## What you should do
Can you write out the whole listing exactly?

## Records excerpted from a collection
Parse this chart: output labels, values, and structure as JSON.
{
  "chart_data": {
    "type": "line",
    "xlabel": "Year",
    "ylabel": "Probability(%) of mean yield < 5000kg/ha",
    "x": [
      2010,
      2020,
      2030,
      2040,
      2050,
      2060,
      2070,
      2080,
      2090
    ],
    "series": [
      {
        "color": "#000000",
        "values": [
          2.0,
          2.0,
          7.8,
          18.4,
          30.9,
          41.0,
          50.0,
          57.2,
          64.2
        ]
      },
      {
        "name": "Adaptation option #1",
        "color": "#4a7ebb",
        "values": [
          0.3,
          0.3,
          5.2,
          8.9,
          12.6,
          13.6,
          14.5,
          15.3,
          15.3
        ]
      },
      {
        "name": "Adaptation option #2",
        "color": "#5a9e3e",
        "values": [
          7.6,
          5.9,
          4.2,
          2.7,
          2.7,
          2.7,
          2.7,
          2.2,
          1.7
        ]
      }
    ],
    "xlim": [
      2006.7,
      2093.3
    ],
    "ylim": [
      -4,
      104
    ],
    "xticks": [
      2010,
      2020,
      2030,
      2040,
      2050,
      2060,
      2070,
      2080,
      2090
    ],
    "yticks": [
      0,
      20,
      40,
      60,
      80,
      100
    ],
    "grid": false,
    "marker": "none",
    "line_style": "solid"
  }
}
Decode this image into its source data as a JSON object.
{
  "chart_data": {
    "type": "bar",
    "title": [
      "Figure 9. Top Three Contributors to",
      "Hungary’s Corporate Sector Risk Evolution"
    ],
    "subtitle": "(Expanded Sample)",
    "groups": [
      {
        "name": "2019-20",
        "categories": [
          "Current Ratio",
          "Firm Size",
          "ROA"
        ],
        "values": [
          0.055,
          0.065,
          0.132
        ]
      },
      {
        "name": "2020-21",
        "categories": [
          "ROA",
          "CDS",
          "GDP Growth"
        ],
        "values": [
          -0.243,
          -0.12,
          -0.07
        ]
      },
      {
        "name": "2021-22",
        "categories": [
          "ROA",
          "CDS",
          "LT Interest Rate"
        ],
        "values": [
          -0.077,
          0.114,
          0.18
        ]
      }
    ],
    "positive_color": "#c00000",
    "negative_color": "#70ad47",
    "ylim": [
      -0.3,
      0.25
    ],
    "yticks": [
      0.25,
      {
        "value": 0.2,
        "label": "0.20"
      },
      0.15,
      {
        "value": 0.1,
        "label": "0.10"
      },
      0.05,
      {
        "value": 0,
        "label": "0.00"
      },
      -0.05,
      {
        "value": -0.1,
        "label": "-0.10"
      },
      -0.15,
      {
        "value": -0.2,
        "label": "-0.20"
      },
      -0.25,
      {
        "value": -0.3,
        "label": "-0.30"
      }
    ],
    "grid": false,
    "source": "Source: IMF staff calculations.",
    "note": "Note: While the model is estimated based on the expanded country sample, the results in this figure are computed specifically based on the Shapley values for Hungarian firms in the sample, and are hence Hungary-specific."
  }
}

## Task answer
Parse this chart: output labels, values, and structure as JSON.
{
  "chart_data": {
    "type": "line",
    "xlabel": "Year",
    "ylabel": "Probability(%) of mean yield < 5000kg/ha",
    "x": [
      2010,
      2020,
      2030,
      2040,
      2050,
      2060,
      2070,
      2080,
      2090
    ],
    "series": [
      {
        "color": "#000000",
        "values": [
          2.0,
          2.0,
          7.8,
          18.4,
          30.9,
          41.0,
          50.0,
          57.2,
          64.2
        ]
      },
      {
        "name": "Adaptation option #1",
        "color": "#4a7ebb",
        "values": [
          0.3,
          0.3,
          5.2,
          8.9,
          12.6,
          13.6,
          14.5,
          15.3,
          15.3
        ]
      },
      {
        "name": "Adaptation option #2",
        "color": "#5a9e3e",
        "values": [
          7.6,
          5.9,
          4.2,
          2.7,
          2.7,
          2.7,
          2.7,
          2.2,
          1.7
        ]
      }
    ],
    "xlim": [
      2006.7,
      2093.3
    ],
    "ylim": [
      -4,
      104
    ],
    "xticks": [
      2010,
      2020,
      2030,
      2040,
      2050,
      2060,
      2070,
      2080,
      2090
    ],
    "yticks": [
      0,
      20,
      40,
      60,
      80,
      100
    ],
    "grid": false,
    "marker": "none",
    "line_style": "solid"
  }
}
Decode this image into its source data as a JSON object.
{
  "chart_data": {
    "type": "bar",
    "title": [
      "Figure 9. Top Three Contributors to",
      "Hungary’s Corporate Sector Risk Evolution"
    ],
    "subtitle": "(Expanded Sample)",
    "groups": [
      {
        "name": "2019-20",
        "categories": [
          "Current Ratio",
          "Firm Size",
          "ROA"
        ],
        "values": [
          0.055,
          0.065,
          0.132
        ]
      },
      {
        "name": "2020-21",
        "categories": [
          "ROA",
          "CDS",
          "GDP Growth"
        ],
        "values": [
          -0.243,
          -0.12,
          -0.07
        ]
      },
      {
        "name": "2021-22",
        "categories": [
          "ROA",
          "CDS",
          "LT Interest Rate"
        ],
        "values": [
          -0.077,
          0.114,
          0.18
        ]
      }
    ],
    "positive_color": "#c00000",
    "negative_color": "#70ad47",
    "ylim": [
      -0.3,
      0.25
    ],
    "yticks": [
      0.25,
      {
        "value": 0.2,
        "label": "0.20"
      },
      0.15,
      {
        "value": 0.1,
        "label": "0.10"
      },
      0.05,
      {
        "value": 0,
        "label": "0.00"
      },
      -0.05,
      {
        "value": -0.1,
        "label": "-0.10"
      },
      -0.15,
      {
        "value": -0.2,
        "label": "-0.20"
      },
      -0.25,
      {
        "value": -0.3,
        "label": "-0.30"
      }
    ],
    "grid": false,
    "source": "Source: IMF staff calculations.",
    "note": "Note: While the model is estimated based on the expanded country sample, the results in this figure are computed specifically based on the Shapley values for Hungarian firms in the sample, and are hence Hungary-specific."
  }
}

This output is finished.